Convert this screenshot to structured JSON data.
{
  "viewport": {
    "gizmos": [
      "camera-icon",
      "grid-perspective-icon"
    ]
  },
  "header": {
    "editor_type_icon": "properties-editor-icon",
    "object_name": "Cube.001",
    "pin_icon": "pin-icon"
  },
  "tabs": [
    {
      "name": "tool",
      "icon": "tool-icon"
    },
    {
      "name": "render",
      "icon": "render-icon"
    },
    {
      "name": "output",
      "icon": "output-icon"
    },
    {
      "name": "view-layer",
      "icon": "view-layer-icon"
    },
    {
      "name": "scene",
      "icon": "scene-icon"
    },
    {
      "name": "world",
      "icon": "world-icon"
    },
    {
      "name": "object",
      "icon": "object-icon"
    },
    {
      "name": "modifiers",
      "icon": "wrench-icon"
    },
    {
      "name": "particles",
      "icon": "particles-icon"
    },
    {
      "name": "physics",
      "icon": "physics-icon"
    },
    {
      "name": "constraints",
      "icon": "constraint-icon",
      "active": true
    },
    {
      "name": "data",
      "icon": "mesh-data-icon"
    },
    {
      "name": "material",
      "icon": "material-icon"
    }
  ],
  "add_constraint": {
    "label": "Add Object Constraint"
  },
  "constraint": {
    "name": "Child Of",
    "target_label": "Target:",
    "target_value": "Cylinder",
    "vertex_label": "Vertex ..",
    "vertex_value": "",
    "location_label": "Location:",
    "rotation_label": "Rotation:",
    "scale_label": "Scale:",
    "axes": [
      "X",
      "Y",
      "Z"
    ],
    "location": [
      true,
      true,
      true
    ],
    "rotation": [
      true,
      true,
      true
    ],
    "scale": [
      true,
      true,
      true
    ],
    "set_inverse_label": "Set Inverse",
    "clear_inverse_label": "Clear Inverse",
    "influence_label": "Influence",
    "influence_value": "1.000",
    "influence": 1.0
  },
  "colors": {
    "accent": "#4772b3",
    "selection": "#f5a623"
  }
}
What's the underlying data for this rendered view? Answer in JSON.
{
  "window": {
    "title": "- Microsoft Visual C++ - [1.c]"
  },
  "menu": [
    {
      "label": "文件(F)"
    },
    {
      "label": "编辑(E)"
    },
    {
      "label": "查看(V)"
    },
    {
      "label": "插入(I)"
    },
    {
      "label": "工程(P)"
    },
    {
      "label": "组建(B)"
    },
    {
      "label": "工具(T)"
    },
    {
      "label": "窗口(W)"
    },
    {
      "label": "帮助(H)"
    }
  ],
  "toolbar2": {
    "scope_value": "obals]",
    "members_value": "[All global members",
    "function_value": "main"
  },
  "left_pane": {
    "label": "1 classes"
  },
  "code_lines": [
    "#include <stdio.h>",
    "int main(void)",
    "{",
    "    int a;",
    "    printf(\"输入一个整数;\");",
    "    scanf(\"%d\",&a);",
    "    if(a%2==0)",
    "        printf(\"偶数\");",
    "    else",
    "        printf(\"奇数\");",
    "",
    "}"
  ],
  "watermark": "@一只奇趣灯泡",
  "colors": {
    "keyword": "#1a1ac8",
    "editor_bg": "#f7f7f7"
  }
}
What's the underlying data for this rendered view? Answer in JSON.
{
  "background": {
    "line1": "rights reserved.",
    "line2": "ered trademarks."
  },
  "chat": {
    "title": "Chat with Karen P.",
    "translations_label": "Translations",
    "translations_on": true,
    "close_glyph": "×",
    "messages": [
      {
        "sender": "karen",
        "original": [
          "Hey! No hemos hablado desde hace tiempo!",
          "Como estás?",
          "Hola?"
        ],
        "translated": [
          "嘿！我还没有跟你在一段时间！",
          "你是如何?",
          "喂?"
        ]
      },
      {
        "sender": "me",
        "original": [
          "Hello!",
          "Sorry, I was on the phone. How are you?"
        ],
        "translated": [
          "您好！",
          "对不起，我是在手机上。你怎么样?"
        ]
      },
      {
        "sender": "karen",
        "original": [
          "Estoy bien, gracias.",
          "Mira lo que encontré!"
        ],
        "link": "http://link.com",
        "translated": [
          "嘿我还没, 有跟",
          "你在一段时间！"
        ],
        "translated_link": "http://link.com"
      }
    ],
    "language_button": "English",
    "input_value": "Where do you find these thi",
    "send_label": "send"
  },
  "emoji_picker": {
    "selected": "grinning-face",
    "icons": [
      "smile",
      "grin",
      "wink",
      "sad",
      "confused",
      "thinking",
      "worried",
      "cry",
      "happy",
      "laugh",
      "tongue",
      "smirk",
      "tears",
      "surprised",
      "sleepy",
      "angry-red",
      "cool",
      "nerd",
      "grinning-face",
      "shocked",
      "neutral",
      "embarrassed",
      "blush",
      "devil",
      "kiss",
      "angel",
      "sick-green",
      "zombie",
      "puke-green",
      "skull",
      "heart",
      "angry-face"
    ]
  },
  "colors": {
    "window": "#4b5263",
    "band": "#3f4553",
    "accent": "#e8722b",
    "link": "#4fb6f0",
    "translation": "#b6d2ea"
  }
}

——

Exercise: Select and copy each line from the data that includes the word "link".

Result below:
        "link": "http://link.com",
        "translated_link": "http://link.com"
    "link": "#4fb6f0",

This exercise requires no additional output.